_INSTRUCTIONS FOR THE TASK_
Please pull out every line that includes the string "document".
## start STORED ROWS
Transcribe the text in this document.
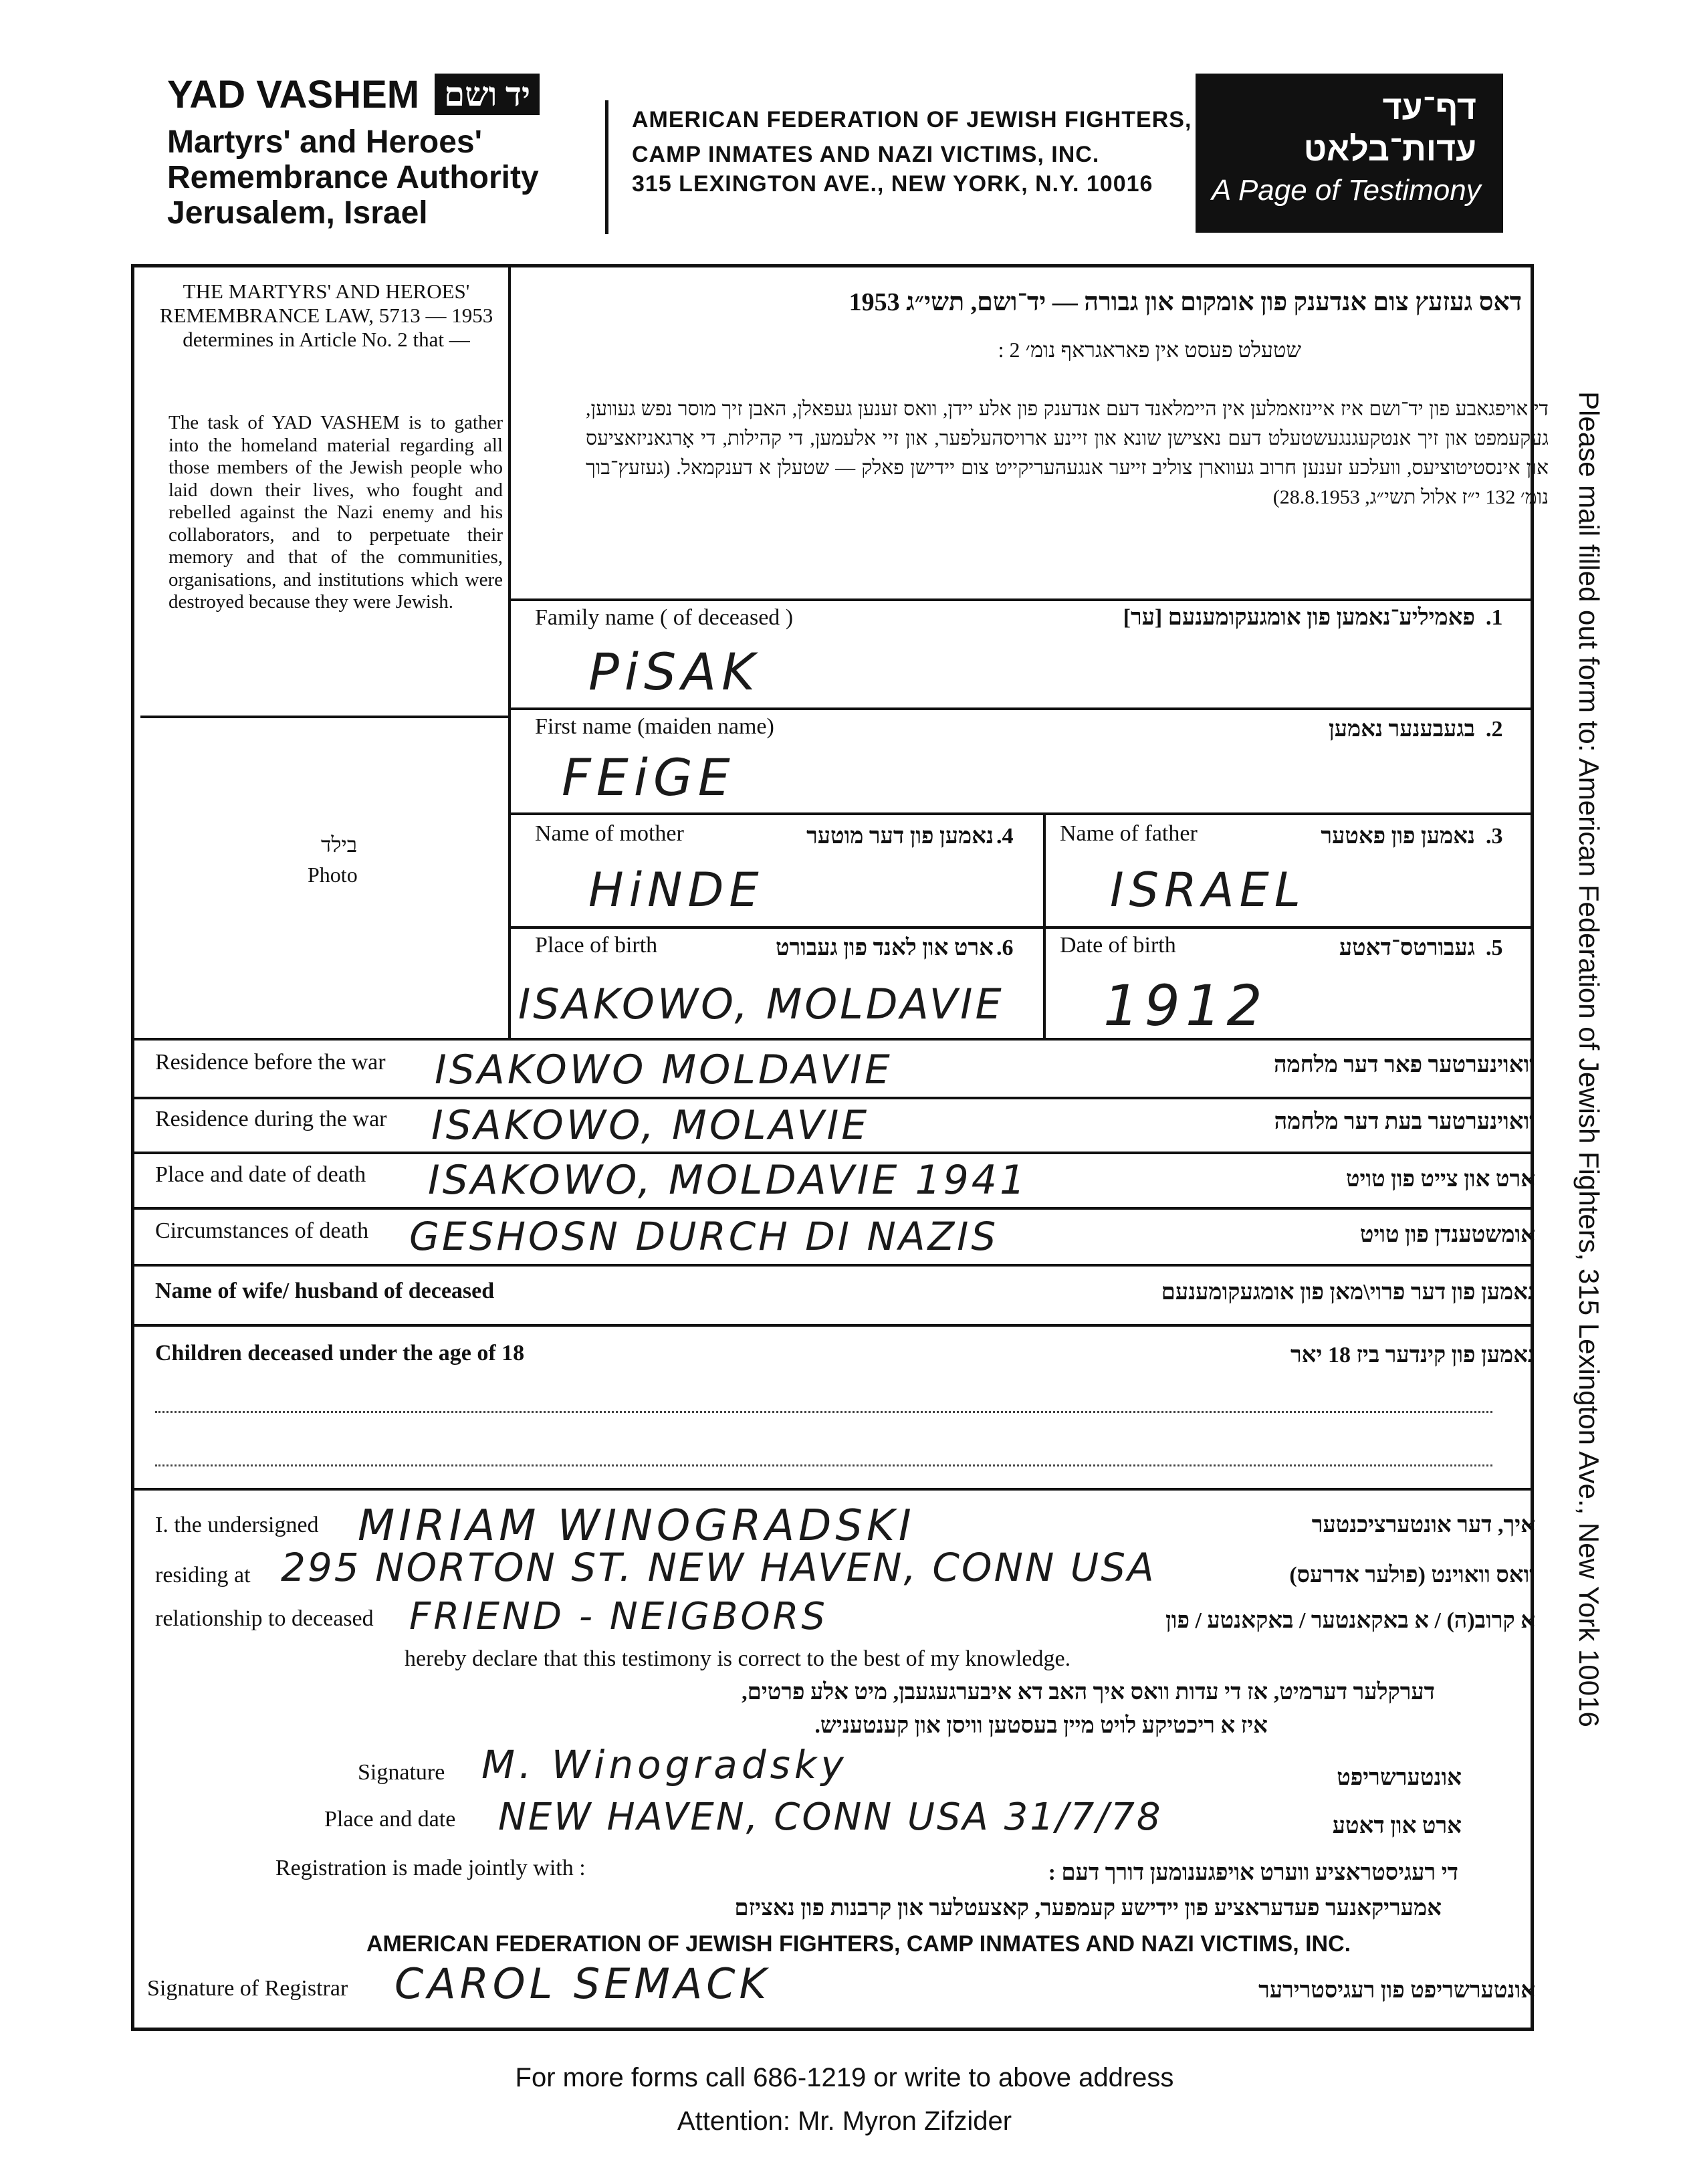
YAD VASHEM יד ושם
Martyrs' and Heroes'
Remembrance Authority
Jerusalem, Israel
AMERICAN FEDERATION OF JEWISH FIGHTERS,
CAMP INMATES AND NAZI VICTIMS, INC.
315 LEXINGTON AVE., NEW YORK, N.Y. 10016
דף־עד
עדות־בלאט
A Page of Testimony
THE MARTYRS' AND HEROES' REMEMBRANCE LAW, 5713 — 1953 determines in Article No. 2 that —
The task of YAD VASHEM is to gather into the homeland material regarding all those members of the Jewish people who laid down their lives, who fought and rebelled against the Nazi enemy and his collaborators, and to perpetuate their memory and that of the communities, organisations, and institutions which were destroyed because they were Jewish.
דאס געזעץ צום אנדענק פון אומקום און גבורה — יד־ושם, תשי״ג 1953
שטעלט פעסט אין פאראגראף נומ׳ 2 :
די אויפגאבע פון יד־ושם איז איינזאמלען אין היימלאנד דעם אנדענק פון אלע יידן, וואס זענען געפאלן, האבן זיך מוסר נפש געווען, געקעמפט און זיך אנטקעגנגעשטעלט דעם נאצישן שונא און זיינע ארויסהעלפער, און זיי אלעמען, די קהילות, די אָרגאניזאציעס און אינסטיטוציעס, וועלכע זענען חרוב געווארן צוליב זייער אנגעהעריקייט צום יידישן פאלק — שטעלן א דענקמאל. (געזעץ־בוך נומ׳ 132 י״ז אלול תשי״ג, 28.8.1953)
בילד
Photo
Family name ( of deceased )	פאמיליע־נאמען פון אומגעקומענעם [ער] .1
PiSAK
First name (maiden name)	בגעבענער נאמען .2
FEiGE
Name of mother	נאמען פון דער מוטער .4
HiNDE
Name of father	נאמען פון פאטער .3
ISRAEL
Place of birth	ארט און לאנד פון געבורט .6
ISAKOWO, MOLDAVIE
Date of birth	געבורטס־דאטע .5
1912
Residence before the war ISAKOWO MOLDAVIE	וואוינערטער פאר דער מלחמה
Residence during the war ISAKOWO, MOLAVIE	וואוינערטער בעת דער מלחמה
Place and date of death ISAKOWO, MOLDAVIE 1941	ארט און צייט פון טויט
Circumstances of death GESHOSN DURCH DI NAZIS	אומשטענדן פון טויט
Name of wife/ husband of deceased	נאמען פון דער פרוי\מאן פון אומגעקומענעם
Children deceased under the age of 18	נאמען פון קינדער ביז 18 יאר
I. the undersigned MIRIAM WINOGRADSKI	איך, דער אונטערציכנטער
residing at 295 NORTON ST. NEW HAVEN, CONN USA	וואס וואוינט (פולער אדרעס)
relationship to deceased FRIEND - NEIGBORS	א קרוב(ה) / א באקאנטער / באקאנטע / פון
hereby declare that this testimony is correct to the best of my knowledge.
דערקלער דערמיט, אז די עדות וואס איך האב דא איבערגעגעבן, מיט אלע פרטים,
איז א ריכטיקע לויט מיין בעסטען וויסן און קענטעניש.
Signature M. Winogradsky	אונטערשריפט
Place and date NEW HAVEN, CONN USA 31/7/78	ארט און דאטע
Registration is made jointly with :	די רעגיסטראציע ווערט אויפגענומען דורך דעם :
אמעריקאנער פעדעראציע פון יידישע קעמפער, קאצעטלער און קרבנות פון נאציזם
AMERICAN FEDERATION OF JEWISH FIGHTERS, CAMP INMATES AND NAZI VICTIMS, INC.
Signature of Registrar CAROL SEMACK	אונטערשריפט פון רעגיסטרירער
Please mail filled out form to: American Federation of Jewish Fighters, 315 Lexington Ave., New York 10016
For more forms call 686-1219 or write to above address
Attention: Mr. Myron Zifzider
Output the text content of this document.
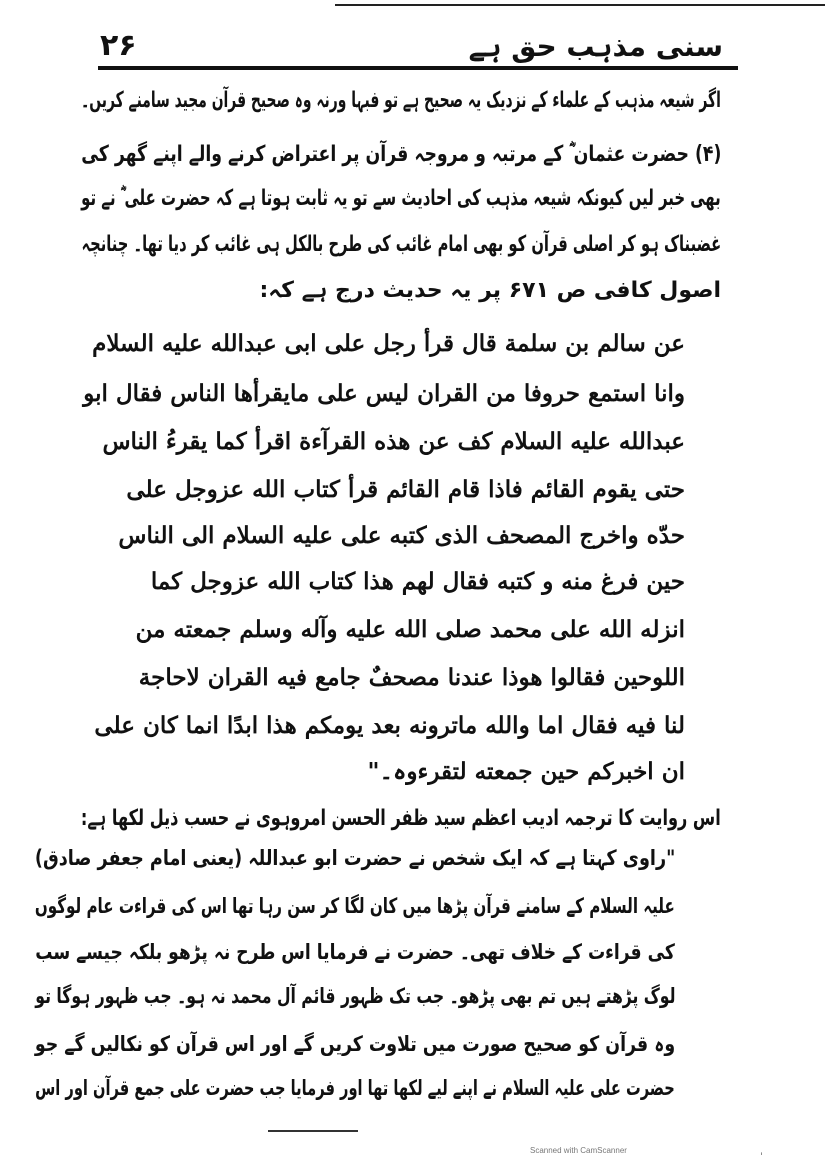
۲۶	سنی مذہب حق ہے
اگر شیعہ مذہب کے علماء کے نزدیک یہ صحیح ہے تو فبہا ورنہ وہ صحیح قرآن مجید سامنے کریں۔
(۴) حضرت عثمان ؓ کے مرتبہ و مروجہ قرآن پر اعتراض کرنے والے اپنے گھر کی
بھی خبر لیں کیونکہ شیعہ مذہب کی احادیث سے تو یہ ثابت ہوتا ہے کہ حضرت علی ؓ نے تو
غضبناک ہو کر اصلی قرآن کو بھی امام غائب کی طرح بالکل ہی غائب کر دیا تھا۔ چنانچہ
اصول کافی ص ۶۷۱ پر یہ حدیث درج ہے کہ:
عن سالم بن سلمة قال قرأ رجل على ابى عبدالله عليه السلام
وانا استمع حروفا من القران ليس على مايقرأها الناس فقال ابو
عبدالله عليه السلام كف عن هذه القرآءة اقرأ كما يقرءُ الناس
حتى يقوم القائم فاذا قام القائم قرأ كتاب الله عزوجل على
حدّه واخرج المصحف الذى كتبه على عليه السلام الى الناس
حين فرغ منه و كتبه فقال لهم هذا كتاب الله عزوجل كما
انزله الله على محمد صلى الله عليه وآله وسلم جمعته من
اللوحين فقالوا هوذا عندنا مصحفٌ جامع فيه القران لاحاجة
لنا فيه فقال اما والله ماترونه بعد يومكم هذا ابدًا انما كان على
ان اخبركم حين جمعته لتقرءوہ۔"
اس روایت کا ترجمہ ادیب اعظم سید ظفر الحسن امروہوی نے حسب ذیل لکھا ہے:
"راوی کہتا ہے کہ ایک شخص نے حضرت ابو عبداللہ (یعنی امام جعفر صادق)
علیہ السلام کے سامنے قرآن پڑھا میں کان لگا کر سن رہا تھا اس کی قراءت عام لوگوں
کی قراءت کے خلاف تھی۔ حضرت نے فرمایا اس طرح نہ پڑھو بلکہ جیسے سب
لوگ پڑھتے ہیں تم بھی پڑھو۔ جب تک ظہور قائم آل محمد نہ ہو۔ جب ظہور ہوگا تو
وہ قرآن کو صحیح صورت میں تلاوت کریں گے اور اس قرآن کو نکالیں گے جو
حضرت علی علیہ السلام نے اپنے لیے لکھا تھا اور فرمایا جب حضرت علی جمع قرآن اور اس
Scanned with CamScanner
ˈ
## end STORED ROWS
_COMPLETE RESPONSE_
Transcribe the text in this document.
Output the text content of this document.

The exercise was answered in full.